» What to produce: Every entry must be echoed exactly.

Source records
○ ○ ○

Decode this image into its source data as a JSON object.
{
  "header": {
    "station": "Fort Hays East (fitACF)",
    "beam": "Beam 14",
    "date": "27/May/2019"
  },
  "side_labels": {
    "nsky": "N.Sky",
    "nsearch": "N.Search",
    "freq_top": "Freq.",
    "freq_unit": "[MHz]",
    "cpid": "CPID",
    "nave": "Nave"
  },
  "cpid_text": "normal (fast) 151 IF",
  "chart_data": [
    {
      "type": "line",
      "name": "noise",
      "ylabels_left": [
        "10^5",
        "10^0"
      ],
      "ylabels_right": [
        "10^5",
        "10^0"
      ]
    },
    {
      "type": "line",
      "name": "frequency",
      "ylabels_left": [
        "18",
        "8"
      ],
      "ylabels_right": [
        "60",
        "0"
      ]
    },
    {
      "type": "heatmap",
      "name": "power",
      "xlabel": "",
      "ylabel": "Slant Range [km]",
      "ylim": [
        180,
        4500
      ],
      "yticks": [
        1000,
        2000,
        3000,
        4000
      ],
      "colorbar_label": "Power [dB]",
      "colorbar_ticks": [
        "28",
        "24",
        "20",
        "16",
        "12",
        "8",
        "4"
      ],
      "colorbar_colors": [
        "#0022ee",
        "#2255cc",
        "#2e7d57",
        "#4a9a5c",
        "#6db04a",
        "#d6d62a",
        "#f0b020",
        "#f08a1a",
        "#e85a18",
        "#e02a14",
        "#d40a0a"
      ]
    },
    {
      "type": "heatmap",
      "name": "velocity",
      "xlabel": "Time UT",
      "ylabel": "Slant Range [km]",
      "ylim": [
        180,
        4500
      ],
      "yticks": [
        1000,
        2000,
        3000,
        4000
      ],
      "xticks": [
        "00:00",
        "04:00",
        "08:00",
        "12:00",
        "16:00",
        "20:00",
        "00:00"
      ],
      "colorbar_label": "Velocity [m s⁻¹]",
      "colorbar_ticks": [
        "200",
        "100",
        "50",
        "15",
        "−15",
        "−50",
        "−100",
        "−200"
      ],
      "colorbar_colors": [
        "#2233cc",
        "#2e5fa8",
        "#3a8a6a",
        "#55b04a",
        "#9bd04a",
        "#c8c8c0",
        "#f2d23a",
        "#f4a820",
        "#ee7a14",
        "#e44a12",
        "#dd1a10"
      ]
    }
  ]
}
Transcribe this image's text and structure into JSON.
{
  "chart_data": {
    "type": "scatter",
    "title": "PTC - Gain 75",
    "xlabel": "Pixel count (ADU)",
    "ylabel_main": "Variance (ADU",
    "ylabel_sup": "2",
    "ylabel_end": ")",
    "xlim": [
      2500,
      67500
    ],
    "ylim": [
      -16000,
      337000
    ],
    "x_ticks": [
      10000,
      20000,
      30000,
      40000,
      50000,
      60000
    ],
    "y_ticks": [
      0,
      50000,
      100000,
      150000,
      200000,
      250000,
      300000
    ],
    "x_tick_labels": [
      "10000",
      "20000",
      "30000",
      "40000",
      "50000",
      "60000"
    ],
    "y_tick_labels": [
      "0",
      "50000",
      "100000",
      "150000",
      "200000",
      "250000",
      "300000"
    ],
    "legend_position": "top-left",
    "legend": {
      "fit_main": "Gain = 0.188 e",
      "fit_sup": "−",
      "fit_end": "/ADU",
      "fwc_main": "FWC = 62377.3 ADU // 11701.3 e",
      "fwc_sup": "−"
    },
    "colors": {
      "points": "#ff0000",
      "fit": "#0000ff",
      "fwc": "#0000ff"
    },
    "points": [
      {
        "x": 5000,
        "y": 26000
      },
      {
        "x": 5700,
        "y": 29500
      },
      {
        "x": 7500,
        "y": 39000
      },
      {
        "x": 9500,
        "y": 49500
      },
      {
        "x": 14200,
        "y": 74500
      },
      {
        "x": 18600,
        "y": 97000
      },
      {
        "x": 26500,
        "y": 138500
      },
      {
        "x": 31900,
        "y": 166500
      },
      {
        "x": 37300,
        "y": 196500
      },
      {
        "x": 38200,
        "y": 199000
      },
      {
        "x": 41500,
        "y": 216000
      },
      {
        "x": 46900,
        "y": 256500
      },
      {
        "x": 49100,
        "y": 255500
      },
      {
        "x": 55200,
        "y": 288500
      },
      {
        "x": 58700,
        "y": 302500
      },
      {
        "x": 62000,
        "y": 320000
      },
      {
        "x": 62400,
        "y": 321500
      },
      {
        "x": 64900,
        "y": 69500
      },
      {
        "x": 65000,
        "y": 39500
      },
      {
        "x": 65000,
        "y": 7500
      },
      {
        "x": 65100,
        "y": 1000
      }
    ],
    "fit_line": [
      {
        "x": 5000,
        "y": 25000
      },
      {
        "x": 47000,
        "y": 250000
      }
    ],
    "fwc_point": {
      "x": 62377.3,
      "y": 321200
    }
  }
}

○ ○ ○

» Solved exercise:
Decode this image into its source data as a JSON object.
{
  "header": {
    "station": "Fort Hays East (fitACF)",
    "beam": "Beam 14",
    "date": "27/May/2019"
  },
  "side_labels": {
    "nsky": "N.Sky",
    "nsearch": "N.Search",
    "freq_top": "Freq.",
    "freq_unit": "[MHz]",
    "cpid": "CPID",
    "nave": "Nave"
  },
  "cpid_text": "normal (fast) 151 IF",
  "chart_data": [
    {
      "type": "line",
      "name": "noise",
      "ylabels_left": [
        "10^5",
        "10^0"
      ],
      "ylabels_right": [
        "10^5",
        "10^0"
      ]
    },
    {
      "type": "line",
      "name": "frequency",
      "ylabels_left": [
        "18",
        "8"
      ],
      "ylabels_right": [
        "60",
        "0"
      ]
    },
    {
      "type": "heatmap",
      "name": "power",
      "xlabel": "",
      "ylabel": "Slant Range [km]",
      "ylim": [
        180,
        4500
      ],
      "yticks": [
        1000,
        2000,
        3000,
        4000
      ],
      "colorbar_label": "Power [dB]",
      "colorbar_ticks": [
        "28",
        "24",
        "20",
        "16",
        "12",
        "8",
        "4"
      ],
      "colorbar_colors": [
        "#0022ee",
        "#2255cc",
        "#2e7d57",
        "#4a9a5c",
        "#6db04a",
        "#d6d62a",
        "#f0b020",
        "#f08a1a",
        "#e85a18",
        "#e02a14",
        "#d40a0a"
      ]
    },
    {
      "type": "heatmap",
      "name": "velocity",
      "xlabel": "Time UT",
      "ylabel": "Slant Range [km]",
      "ylim": [
        180,
        4500
      ],
      "yticks": [
        1000,
        2000,
        3000,
        4000
      ],
      "xticks": [
        "00:00",
        "04:00",
        "08:00",
        "12:00",
        "16:00",
        "20:00",
        "00:00"
      ],
      "colorbar_label": "Velocity [m s⁻¹]",
      "colorbar_ticks": [
        "200",
        "100",
        "50",
        "15",
        "−15",
        "−50",
        "−100",
        "−200"
      ],
      "colorbar_colors": [
        "#2233cc",
        "#2e5fa8",
        "#3a8a6a",
        "#55b04a",
        "#9bd04a",
        "#c8c8c0",
        "#f2d23a",
        "#f4a820",
        "#ee7a14",
        "#e44a12",
        "#dd1a10"
      ]
    }
  ]
}
Transcribe this image's text and structure into JSON.
{
  "chart_data": {
    "type": "scatter",
    "title": "PTC - Gain 75",
    "xlabel": "Pixel count (ADU)",
    "ylabel_main": "Variance (ADU",
    "ylabel_sup": "2",
    "ylabel_end": ")",
    "xlim": [
      2500,
      67500
    ],
    "ylim": [
      -16000,
      337000
    ],
    "x_ticks": [
      10000,
      20000,
      30000,
      40000,
      50000,
      60000
    ],
    "y_ticks": [
      0,
      50000,
      100000,
      150000,
      200000,
      250000,
      300000
    ],
    "x_tick_labels": [
      "10000",
      "20000",
      "30000",
      "40000",
      "50000",
      "60000"
    ],
    "y_tick_labels": [
      "0",
      "50000",
      "100000",
      "150000",
      "200000",
      "250000",
      "300000"
    ],
    "legend_position": "top-left",
    "legend": {
      "fit_main": "Gain = 0.188 e",
      "fit_sup": "−",
      "fit_end": "/ADU",
      "fwc_main": "FWC = 62377.3 ADU // 11701.3 e",
      "fwc_sup": "−"
    },
    "colors": {
      "points": "#ff0000",
      "fit": "#0000ff",
      "fwc": "#0000ff"
    },
    "points": [
      {
        "x": 5000,
        "y": 26000
      },
      {
        "x": 5700,
        "y": 29500
      },
      {
        "x": 7500,
        "y": 39000
      },
      {
        "x": 9500,
        "y": 49500
      },
      {
        "x": 14200,
        "y": 74500
      },
      {
        "x": 18600,
        "y": 97000
      },
      {
        "x": 26500,
        "y": 138500
      },
      {
        "x": 31900,
        "y": 166500
      },
      {
        "x": 37300,
        "y": 196500
      },
      {
        "x": 38200,
        "y": 199000
      },
      {
        "x": 41500,
        "y": 216000
      },
      {
        "x": 46900,
        "y": 256500
      },
      {
        "x": 49100,
        "y": 255500
      },
      {
        "x": 55200,
        "y": 288500
      },
      {
        "x": 58700,
        "y": 302500
      },
      {
        "x": 62000,
        "y": 320000
      },
      {
        "x": 62400,
        "y": 321500
      },
      {
        "x": 64900,
        "y": 69500
      },
      {
        "x": 65000,
        "y": 39500
      },
      {
        "x": 65000,
        "y": 7500
      },
      {
        "x": 65100,
        "y": 1000
      }
    ],
    "fit_line": [
      {
        "x": 5000,
        "y": 25000
      },
      {
        "x": 47000,
        "y": 250000
      }
    ],
    "fwc_point": {
      "x": 62377.3,
      "y": 321200
    }
  }
}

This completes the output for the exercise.